• _What is needed_:
Reproduce the material below word for word, beginning at its first line and stopping after the line that contains "category-tile-label: 防晒 [321, 249, 355, 269]". Include both end lines and nothing beyond them.

• _Data provided_:
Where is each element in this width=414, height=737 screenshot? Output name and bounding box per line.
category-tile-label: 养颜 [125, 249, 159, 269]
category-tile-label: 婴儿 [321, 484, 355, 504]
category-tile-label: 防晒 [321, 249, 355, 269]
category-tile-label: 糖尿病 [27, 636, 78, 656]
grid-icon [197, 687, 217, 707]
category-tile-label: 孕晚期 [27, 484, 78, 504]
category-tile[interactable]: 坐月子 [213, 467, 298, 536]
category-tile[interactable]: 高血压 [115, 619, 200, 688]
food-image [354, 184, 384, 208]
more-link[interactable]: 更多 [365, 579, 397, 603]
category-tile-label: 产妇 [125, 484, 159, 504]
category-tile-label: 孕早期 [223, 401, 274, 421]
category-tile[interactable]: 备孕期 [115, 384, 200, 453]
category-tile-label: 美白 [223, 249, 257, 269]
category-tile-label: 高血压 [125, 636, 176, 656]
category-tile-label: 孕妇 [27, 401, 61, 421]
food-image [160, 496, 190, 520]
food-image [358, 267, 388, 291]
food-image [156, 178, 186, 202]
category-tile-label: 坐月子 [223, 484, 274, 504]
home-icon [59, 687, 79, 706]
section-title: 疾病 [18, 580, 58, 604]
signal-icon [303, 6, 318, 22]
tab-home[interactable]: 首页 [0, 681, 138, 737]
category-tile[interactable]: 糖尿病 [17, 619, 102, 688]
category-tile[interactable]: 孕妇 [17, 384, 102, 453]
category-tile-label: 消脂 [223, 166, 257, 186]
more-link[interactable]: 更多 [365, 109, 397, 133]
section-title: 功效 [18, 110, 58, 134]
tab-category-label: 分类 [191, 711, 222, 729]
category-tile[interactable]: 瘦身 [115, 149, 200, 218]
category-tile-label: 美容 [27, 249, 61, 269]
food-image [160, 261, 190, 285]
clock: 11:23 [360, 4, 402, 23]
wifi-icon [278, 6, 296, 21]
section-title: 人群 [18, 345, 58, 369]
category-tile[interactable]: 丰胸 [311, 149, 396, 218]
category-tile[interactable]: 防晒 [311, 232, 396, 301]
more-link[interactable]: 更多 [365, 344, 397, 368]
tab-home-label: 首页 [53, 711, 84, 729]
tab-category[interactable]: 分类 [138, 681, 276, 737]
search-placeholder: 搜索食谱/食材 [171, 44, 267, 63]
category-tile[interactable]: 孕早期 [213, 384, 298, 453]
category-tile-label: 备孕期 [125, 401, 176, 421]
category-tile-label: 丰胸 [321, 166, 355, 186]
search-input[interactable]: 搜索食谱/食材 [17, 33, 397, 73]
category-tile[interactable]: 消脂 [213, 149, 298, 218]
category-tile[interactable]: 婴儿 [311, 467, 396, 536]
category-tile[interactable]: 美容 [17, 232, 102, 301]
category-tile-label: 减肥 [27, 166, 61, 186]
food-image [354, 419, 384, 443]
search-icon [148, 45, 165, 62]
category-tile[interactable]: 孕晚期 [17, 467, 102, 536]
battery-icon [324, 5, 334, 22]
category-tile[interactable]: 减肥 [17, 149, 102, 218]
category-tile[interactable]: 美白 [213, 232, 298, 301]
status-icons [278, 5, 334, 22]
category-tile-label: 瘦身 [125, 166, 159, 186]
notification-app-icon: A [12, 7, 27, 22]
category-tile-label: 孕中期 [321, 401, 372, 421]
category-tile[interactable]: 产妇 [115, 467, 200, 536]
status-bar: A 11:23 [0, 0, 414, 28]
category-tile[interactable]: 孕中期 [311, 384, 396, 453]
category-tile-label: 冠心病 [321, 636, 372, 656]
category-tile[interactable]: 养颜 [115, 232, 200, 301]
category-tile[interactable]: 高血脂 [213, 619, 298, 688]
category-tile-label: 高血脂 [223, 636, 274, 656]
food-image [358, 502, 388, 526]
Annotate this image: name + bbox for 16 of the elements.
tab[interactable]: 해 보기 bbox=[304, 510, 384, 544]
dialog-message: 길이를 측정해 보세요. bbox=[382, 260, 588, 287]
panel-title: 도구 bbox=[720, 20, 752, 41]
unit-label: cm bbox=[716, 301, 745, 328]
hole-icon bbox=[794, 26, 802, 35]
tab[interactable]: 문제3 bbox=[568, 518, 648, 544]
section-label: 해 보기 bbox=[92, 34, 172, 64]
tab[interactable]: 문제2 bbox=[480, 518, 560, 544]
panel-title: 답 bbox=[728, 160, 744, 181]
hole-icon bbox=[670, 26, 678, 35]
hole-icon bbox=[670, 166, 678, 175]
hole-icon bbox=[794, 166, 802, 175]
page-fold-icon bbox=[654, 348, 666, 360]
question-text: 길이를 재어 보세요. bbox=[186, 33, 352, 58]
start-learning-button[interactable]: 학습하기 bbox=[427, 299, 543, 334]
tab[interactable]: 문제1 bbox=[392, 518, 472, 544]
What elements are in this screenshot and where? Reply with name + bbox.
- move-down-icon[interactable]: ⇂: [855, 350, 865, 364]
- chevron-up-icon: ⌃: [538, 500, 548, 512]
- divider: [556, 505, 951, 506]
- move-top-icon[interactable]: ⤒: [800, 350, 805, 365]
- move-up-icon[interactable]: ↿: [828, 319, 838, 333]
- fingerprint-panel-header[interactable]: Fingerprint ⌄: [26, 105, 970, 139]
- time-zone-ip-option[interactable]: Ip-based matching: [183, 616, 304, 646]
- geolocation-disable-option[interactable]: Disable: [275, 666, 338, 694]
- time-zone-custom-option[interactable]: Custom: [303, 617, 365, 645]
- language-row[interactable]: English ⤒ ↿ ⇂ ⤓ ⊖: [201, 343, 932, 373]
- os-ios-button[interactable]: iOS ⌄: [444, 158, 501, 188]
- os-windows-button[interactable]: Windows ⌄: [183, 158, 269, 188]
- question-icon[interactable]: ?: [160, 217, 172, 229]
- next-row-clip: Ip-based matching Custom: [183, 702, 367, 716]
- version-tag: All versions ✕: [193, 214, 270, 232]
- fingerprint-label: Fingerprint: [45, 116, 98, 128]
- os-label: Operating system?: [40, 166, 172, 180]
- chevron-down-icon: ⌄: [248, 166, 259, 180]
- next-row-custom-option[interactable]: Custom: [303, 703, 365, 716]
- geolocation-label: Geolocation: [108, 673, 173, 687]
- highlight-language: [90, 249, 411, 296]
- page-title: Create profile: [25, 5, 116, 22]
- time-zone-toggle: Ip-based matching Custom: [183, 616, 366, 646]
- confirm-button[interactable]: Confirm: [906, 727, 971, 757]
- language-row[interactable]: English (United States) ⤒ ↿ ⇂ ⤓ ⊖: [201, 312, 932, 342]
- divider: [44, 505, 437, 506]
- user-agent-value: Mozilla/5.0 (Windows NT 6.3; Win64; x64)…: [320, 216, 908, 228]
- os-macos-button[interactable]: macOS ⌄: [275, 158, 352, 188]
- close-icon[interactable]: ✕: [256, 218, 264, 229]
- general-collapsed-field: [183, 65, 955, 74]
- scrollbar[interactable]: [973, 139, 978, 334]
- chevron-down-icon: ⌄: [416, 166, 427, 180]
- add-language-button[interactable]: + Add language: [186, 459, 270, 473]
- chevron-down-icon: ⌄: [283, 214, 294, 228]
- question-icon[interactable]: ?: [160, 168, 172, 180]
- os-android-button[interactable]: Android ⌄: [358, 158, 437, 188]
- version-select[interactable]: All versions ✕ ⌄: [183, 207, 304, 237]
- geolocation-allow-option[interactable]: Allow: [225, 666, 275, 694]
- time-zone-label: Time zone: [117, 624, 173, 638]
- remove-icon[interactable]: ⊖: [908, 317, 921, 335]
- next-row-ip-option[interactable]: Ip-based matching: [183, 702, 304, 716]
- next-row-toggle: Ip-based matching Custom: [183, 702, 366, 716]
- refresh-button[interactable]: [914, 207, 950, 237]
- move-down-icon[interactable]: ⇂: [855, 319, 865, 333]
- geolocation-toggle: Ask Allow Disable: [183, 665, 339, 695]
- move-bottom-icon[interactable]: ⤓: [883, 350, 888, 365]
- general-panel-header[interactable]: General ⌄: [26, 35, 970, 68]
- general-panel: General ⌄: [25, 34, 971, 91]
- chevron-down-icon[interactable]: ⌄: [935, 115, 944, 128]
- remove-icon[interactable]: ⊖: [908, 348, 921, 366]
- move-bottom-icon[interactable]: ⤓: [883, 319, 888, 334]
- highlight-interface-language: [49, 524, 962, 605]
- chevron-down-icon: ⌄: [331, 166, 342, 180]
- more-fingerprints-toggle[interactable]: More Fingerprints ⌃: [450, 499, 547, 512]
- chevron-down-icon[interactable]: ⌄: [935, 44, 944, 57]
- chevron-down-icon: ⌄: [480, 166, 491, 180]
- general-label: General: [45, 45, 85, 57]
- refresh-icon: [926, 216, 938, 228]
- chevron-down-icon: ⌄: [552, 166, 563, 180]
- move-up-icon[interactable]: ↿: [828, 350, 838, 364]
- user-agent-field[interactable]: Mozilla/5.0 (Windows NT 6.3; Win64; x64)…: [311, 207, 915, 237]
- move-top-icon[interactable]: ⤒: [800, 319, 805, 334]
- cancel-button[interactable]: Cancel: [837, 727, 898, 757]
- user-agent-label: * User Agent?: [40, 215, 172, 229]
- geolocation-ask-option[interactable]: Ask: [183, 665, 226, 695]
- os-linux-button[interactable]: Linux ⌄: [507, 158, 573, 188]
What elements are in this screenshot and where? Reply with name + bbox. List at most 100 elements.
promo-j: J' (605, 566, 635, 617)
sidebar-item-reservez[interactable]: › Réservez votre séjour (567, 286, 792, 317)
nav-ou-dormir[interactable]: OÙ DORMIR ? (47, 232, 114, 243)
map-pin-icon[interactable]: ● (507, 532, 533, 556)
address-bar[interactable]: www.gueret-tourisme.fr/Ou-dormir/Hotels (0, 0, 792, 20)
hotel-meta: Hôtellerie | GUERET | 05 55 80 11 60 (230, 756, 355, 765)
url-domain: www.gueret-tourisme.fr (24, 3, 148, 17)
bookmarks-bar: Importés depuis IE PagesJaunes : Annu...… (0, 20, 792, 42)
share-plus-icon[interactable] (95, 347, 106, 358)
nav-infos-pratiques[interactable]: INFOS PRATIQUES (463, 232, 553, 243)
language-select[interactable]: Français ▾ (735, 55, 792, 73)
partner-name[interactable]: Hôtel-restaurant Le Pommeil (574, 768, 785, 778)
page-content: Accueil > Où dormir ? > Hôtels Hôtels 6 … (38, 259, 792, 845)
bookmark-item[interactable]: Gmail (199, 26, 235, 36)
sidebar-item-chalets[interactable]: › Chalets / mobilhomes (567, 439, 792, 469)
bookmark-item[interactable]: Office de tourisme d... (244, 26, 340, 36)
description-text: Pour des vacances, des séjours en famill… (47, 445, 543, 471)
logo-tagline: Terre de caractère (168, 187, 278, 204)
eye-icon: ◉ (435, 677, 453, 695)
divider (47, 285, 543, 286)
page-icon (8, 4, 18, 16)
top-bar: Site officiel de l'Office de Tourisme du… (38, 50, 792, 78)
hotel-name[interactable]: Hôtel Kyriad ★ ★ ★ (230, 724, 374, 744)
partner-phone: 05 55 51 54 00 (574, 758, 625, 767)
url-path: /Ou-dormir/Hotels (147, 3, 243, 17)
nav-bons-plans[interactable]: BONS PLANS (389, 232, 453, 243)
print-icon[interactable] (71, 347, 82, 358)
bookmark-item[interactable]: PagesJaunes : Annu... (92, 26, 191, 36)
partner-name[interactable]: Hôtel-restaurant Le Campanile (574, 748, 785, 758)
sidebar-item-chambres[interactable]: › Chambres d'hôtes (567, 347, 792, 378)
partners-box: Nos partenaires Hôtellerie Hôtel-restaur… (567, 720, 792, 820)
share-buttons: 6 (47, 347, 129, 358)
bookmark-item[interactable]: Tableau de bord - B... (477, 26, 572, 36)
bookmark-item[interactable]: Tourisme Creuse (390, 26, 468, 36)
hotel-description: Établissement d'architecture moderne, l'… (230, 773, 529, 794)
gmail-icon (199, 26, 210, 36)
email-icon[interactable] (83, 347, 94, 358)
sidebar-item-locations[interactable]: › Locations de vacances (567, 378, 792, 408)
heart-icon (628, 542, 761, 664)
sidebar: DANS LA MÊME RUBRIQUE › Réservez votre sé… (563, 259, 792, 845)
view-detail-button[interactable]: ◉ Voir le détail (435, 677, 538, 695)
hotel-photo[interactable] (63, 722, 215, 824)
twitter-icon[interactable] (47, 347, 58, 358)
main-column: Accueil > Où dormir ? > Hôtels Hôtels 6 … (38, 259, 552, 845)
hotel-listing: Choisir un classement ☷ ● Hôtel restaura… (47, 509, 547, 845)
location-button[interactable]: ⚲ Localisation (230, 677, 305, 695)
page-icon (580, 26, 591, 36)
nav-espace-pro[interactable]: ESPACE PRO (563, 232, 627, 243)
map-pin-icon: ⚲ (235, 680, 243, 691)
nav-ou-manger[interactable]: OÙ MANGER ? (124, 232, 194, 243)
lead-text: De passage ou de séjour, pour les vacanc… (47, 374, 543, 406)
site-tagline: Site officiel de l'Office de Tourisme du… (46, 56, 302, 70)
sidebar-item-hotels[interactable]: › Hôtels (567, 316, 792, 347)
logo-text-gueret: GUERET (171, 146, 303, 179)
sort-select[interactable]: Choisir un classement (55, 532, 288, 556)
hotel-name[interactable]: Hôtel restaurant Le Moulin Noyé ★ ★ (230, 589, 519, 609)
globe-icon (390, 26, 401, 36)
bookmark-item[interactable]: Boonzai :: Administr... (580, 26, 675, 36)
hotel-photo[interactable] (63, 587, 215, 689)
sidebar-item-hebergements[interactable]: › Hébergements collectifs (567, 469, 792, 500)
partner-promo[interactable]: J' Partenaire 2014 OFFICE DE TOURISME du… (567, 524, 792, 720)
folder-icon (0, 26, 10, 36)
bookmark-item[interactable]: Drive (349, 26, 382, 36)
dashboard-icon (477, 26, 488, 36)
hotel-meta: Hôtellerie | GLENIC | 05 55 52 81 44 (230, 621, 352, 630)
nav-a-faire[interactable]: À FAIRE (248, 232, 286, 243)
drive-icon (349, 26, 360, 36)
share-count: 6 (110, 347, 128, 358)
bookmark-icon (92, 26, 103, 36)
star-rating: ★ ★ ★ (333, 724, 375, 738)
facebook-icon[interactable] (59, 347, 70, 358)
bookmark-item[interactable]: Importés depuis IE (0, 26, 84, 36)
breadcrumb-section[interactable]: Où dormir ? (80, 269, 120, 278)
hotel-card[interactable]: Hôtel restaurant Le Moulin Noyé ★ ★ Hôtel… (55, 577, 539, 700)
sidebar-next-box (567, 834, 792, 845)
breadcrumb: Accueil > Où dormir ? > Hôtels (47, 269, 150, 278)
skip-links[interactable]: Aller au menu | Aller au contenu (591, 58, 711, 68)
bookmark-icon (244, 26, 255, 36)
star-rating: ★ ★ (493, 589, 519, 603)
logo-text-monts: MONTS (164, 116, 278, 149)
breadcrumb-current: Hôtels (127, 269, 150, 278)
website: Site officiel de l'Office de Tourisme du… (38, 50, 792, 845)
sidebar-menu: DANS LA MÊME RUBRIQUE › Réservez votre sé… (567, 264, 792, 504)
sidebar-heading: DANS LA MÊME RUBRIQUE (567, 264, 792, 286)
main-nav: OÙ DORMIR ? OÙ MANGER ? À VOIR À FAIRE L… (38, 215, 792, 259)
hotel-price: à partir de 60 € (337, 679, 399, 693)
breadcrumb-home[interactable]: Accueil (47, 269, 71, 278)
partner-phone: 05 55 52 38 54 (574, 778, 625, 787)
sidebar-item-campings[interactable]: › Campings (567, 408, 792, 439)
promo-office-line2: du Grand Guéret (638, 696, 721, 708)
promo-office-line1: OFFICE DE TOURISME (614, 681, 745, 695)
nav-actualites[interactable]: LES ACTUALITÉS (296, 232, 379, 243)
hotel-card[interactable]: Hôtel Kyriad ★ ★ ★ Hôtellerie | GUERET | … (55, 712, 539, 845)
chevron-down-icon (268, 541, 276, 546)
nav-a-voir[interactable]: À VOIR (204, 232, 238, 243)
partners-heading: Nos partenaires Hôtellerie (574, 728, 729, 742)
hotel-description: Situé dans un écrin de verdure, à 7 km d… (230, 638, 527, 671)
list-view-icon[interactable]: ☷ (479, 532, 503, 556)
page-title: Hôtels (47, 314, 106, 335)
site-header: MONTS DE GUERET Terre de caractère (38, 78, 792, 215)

• _Written answer_:
Where is each element in this width=414, height=737 screenshot? Output name and bounding box per line.
category-tile-label: 养颜 [125, 249, 159, 269]
category-tile-label: 婴儿 [321, 484, 355, 504]
category-tile-label: 防晒 [321, 249, 355, 269]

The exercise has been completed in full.